#### ITEMS ####

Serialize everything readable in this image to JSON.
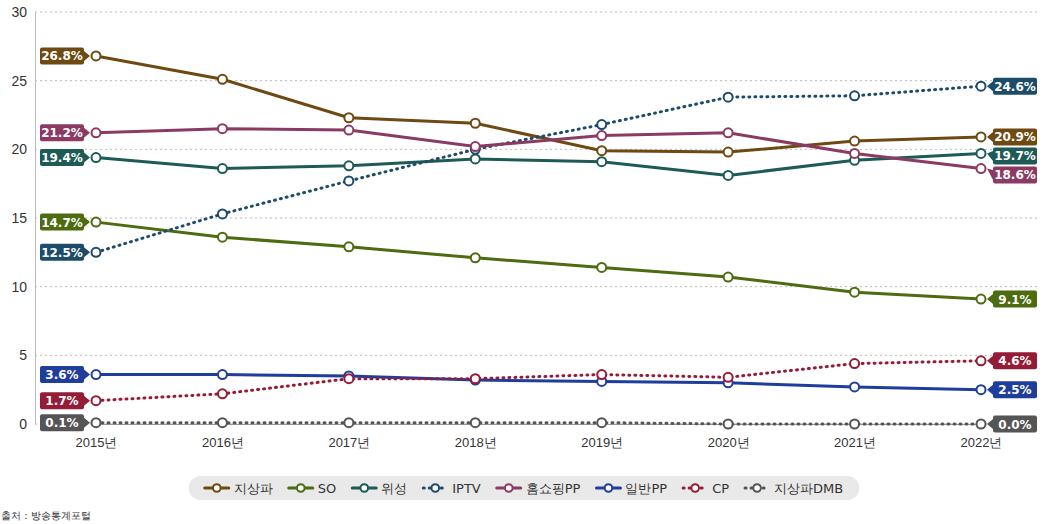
{
  "chart_data": {
    "type": "line",
    "categories": [
      "2015년",
      "2016년",
      "2017년",
      "2018년",
      "2019년",
      "2020년",
      "2021년",
      "2022년"
    ],
    "series": [
      {
        "name": "지상파",
        "color": "#6e4a12",
        "line_style": "solid",
        "marker": "circle",
        "values": [
          26.8,
          25.1,
          22.3,
          21.9,
          19.9,
          19.8,
          20.6,
          20.9
        ],
        "value_labels": [
          "26.8%",
          null,
          null,
          null,
          null,
          null,
          null,
          "20.9%"
        ]
      },
      {
        "name": "SO",
        "color": "#4d6b10",
        "line_style": "solid",
        "marker": "circle",
        "values": [
          14.7,
          13.6,
          12.9,
          12.1,
          11.4,
          10.7,
          9.6,
          9.1
        ],
        "value_labels": [
          "14.7%",
          null,
          null,
          null,
          null,
          null,
          null,
          "9.1%"
        ]
      },
      {
        "name": "위성",
        "color": "#1e5b57",
        "line_style": "solid",
        "marker": "circle",
        "values": [
          19.4,
          18.6,
          18.8,
          19.3,
          19.1,
          18.1,
          19.2,
          19.7
        ],
        "value_labels": [
          "19.4%",
          null,
          null,
          null,
          null,
          null,
          null,
          "19.7%"
        ]
      },
      {
        "name": "IPTV",
        "color": "#1d4b6a",
        "line_style": "dotted",
        "marker": "circle",
        "values": [
          12.5,
          15.3,
          17.7,
          20.0,
          21.8,
          23.8,
          23.9,
          24.6
        ],
        "value_labels": [
          "12.5%",
          null,
          null,
          null,
          null,
          null,
          null,
          "24.6%"
        ]
      },
      {
        "name": "홈쇼핑PP",
        "color": "#8b3b63",
        "line_style": "solid",
        "marker": "circle",
        "values": [
          21.2,
          21.5,
          21.4,
          20.2,
          21.0,
          21.2,
          19.7,
          18.6
        ],
        "value_labels": [
          "21.2%",
          null,
          null,
          null,
          null,
          null,
          null,
          "18.6%"
        ]
      },
      {
        "name": "일반PP",
        "color": "#1f3e9c",
        "line_style": "solid",
        "marker": "circle",
        "values": [
          3.6,
          3.6,
          3.5,
          3.2,
          3.1,
          3.0,
          2.7,
          2.5
        ],
        "value_labels": [
          "3.6%",
          null,
          null,
          null,
          null,
          null,
          null,
          "2.5%"
        ]
      },
      {
        "name": "CP",
        "color": "#951c37",
        "line_style": "dotted",
        "marker": "circle",
        "values": [
          1.7,
          2.2,
          3.3,
          3.3,
          3.6,
          3.4,
          4.4,
          4.6
        ],
        "value_labels": [
          "1.7%",
          null,
          null,
          null,
          null,
          null,
          null,
          "4.6%"
        ]
      },
      {
        "name": "지상파DMB",
        "color": "#555555",
        "line_style": "dotted",
        "marker": "circle",
        "values": [
          0.1,
          0.1,
          0.1,
          0.1,
          0.1,
          0.0,
          0.0,
          0.0
        ],
        "value_labels": [
          "0.1%",
          null,
          null,
          null,
          null,
          null,
          null,
          "0.0%"
        ]
      }
    ],
    "ylim": [
      0,
      30
    ],
    "yticks": [
      0,
      5,
      10,
      15,
      20,
      25,
      30
    ],
    "grid": true,
    "legend": "bottom",
    "data_labels": true,
    "source": "출처 : 방송통계포털"
  }
}
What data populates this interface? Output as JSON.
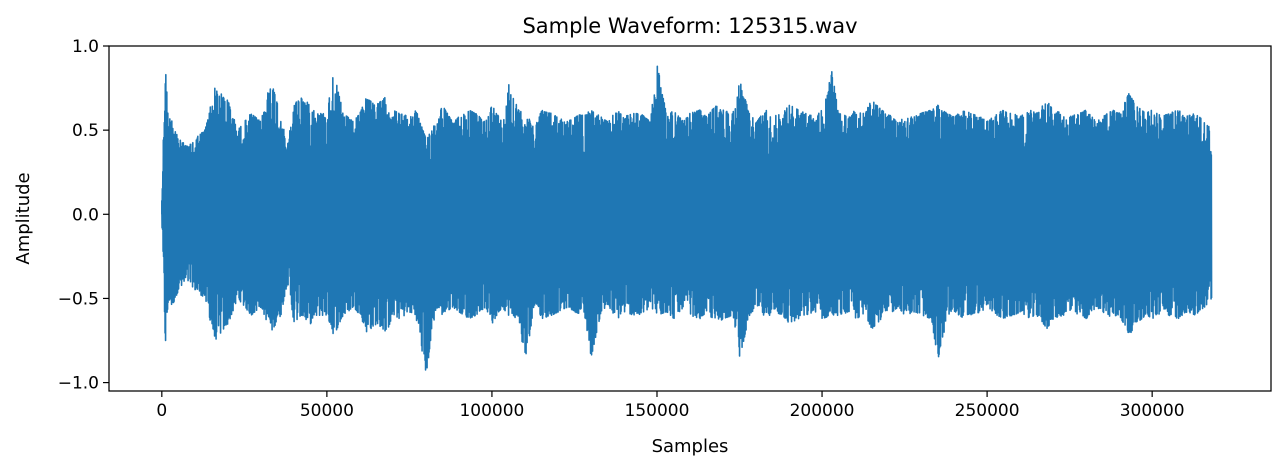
{
  "chart_data": {
    "type": "line",
    "title": "Sample Waveform: 125315.wav",
    "xlabel": "Samples",
    "ylabel": "Amplitude",
    "xlim": [
      -16000,
      336000
    ],
    "ylim": [
      -1.05,
      1.0
    ],
    "xticks": [
      0,
      50000,
      100000,
      150000,
      200000,
      250000,
      300000
    ],
    "xtick_labels": [
      "0",
      "50000",
      "100000",
      "150000",
      "200000",
      "250000",
      "300000"
    ],
    "yticks": [
      -1.0,
      -0.5,
      0.0,
      0.5,
      1.0
    ],
    "ytick_labels": [
      "−1.0",
      "−0.5",
      "0.0",
      "0.5",
      "1.0"
    ],
    "grid": false,
    "legend": "none",
    "series": [
      {
        "color": "#1f77b4",
        "x_start": 0,
        "x_end": 320000,
        "envelope": {
          "x": [
            0,
            1000,
            2000,
            3000,
            5000,
            8000,
            10000,
            13000,
            16000,
            20000,
            23000,
            25000,
            27000,
            30000,
            33000,
            36000,
            38000,
            40000,
            42000,
            45000,
            47000,
            50000,
            52000,
            55000,
            58000,
            60000,
            62000,
            65000,
            68000,
            70000,
            72000,
            75000,
            77000,
            80000,
            83000,
            85000,
            88000,
            90000,
            93000,
            95000,
            98000,
            100000,
            103000,
            105000,
            108000,
            110000,
            113000,
            115000,
            118000,
            120000,
            123000,
            125000,
            128000,
            130000,
            133000,
            135000,
            138000,
            140000,
            143000,
            145000,
            148000,
            150000,
            153000,
            155000,
            158000,
            160000,
            163000,
            165000,
            168000,
            170000,
            173000,
            175000,
            178000,
            180000,
            183000,
            185000,
            188000,
            190000,
            193000,
            195000,
            198000,
            200000,
            203000,
            205000,
            208000,
            210000,
            213000,
            215000,
            218000,
            220000,
            223000,
            225000,
            228000,
            230000,
            233000,
            235000,
            238000,
            240000,
            243000,
            245000,
            248000,
            250000,
            253000,
            255000,
            258000,
            260000,
            263000,
            265000,
            268000,
            270000,
            273000,
            275000,
            278000,
            280000,
            283000,
            285000,
            288000,
            290000,
            293000,
            295000,
            298000,
            300000,
            303000,
            305000,
            308000,
            310000,
            313000,
            316000,
            318000,
            320000
          ],
          "max": [
            0.05,
            0.92,
            0.55,
            0.6,
            0.45,
            0.4,
            0.45,
            0.5,
            0.75,
            0.68,
            0.5,
            0.55,
            0.6,
            0.55,
            0.8,
            0.6,
            0.4,
            0.65,
            0.7,
            0.65,
            0.6,
            0.6,
            0.85,
            0.6,
            0.55,
            0.6,
            0.7,
            0.65,
            0.7,
            0.62,
            0.6,
            0.58,
            0.62,
            0.45,
            0.55,
            0.65,
            0.55,
            0.58,
            0.62,
            0.6,
            0.55,
            0.65,
            0.55,
            0.78,
            0.62,
            0.6,
            0.52,
            0.62,
            0.6,
            0.58,
            0.55,
            0.58,
            0.6,
            0.62,
            0.58,
            0.55,
            0.62,
            0.58,
            0.6,
            0.6,
            0.55,
            0.9,
            0.58,
            0.62,
            0.55,
            0.6,
            0.62,
            0.58,
            0.65,
            0.62,
            0.6,
            0.8,
            0.6,
            0.55,
            0.62,
            0.58,
            0.6,
            0.65,
            0.62,
            0.6,
            0.58,
            0.62,
            0.85,
            0.6,
            0.58,
            0.62,
            0.6,
            0.68,
            0.62,
            0.6,
            0.55,
            0.6,
            0.58,
            0.6,
            0.62,
            0.65,
            0.6,
            0.58,
            0.62,
            0.6,
            0.58,
            0.55,
            0.6,
            0.62,
            0.6,
            0.58,
            0.62,
            0.6,
            0.68,
            0.62,
            0.6,
            0.58,
            0.6,
            0.62,
            0.55,
            0.58,
            0.62,
            0.6,
            0.72,
            0.65,
            0.6,
            0.62,
            0.58,
            0.6,
            0.62,
            0.58,
            0.6,
            0.55,
            0.5
          ],
          "min": [
            -0.05,
            -0.78,
            -0.5,
            -0.55,
            -0.45,
            -0.4,
            -0.45,
            -0.5,
            -0.75,
            -0.65,
            -0.5,
            -0.55,
            -0.6,
            -0.55,
            -0.7,
            -0.6,
            -0.4,
            -0.65,
            -0.6,
            -0.65,
            -0.6,
            -0.6,
            -0.72,
            -0.6,
            -0.55,
            -0.6,
            -0.7,
            -0.65,
            -0.7,
            -0.6,
            -0.62,
            -0.58,
            -0.62,
            -0.95,
            -0.55,
            -0.6,
            -0.55,
            -0.58,
            -0.62,
            -0.6,
            -0.55,
            -0.65,
            -0.55,
            -0.6,
            -0.62,
            -0.88,
            -0.52,
            -0.62,
            -0.6,
            -0.58,
            -0.55,
            -0.58,
            -0.6,
            -0.85,
            -0.58,
            -0.55,
            -0.62,
            -0.58,
            -0.6,
            -0.6,
            -0.55,
            -0.6,
            -0.58,
            -0.62,
            -0.55,
            -0.6,
            -0.62,
            -0.58,
            -0.65,
            -0.62,
            -0.6,
            -0.85,
            -0.6,
            -0.55,
            -0.62,
            -0.58,
            -0.6,
            -0.65,
            -0.62,
            -0.6,
            -0.58,
            -0.62,
            -0.6,
            -0.6,
            -0.58,
            -0.62,
            -0.6,
            -0.68,
            -0.62,
            -0.6,
            -0.55,
            -0.6,
            -0.58,
            -0.6,
            -0.62,
            -0.87,
            -0.6,
            -0.58,
            -0.62,
            -0.6,
            -0.58,
            -0.55,
            -0.6,
            -0.62,
            -0.6,
            -0.58,
            -0.62,
            -0.6,
            -0.68,
            -0.62,
            -0.6,
            -0.58,
            -0.6,
            -0.62,
            -0.55,
            -0.58,
            -0.62,
            -0.6,
            -0.72,
            -0.65,
            -0.6,
            -0.62,
            -0.58,
            -0.6,
            -0.62,
            -0.58,
            -0.6,
            -0.55,
            -0.5
          ]
        }
      }
    ]
  }
}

####

Lines containing the word "this" must all be returned from the material above.

Serialize everything readable in this image to JSON.
What data populates this interface? Output as JSON.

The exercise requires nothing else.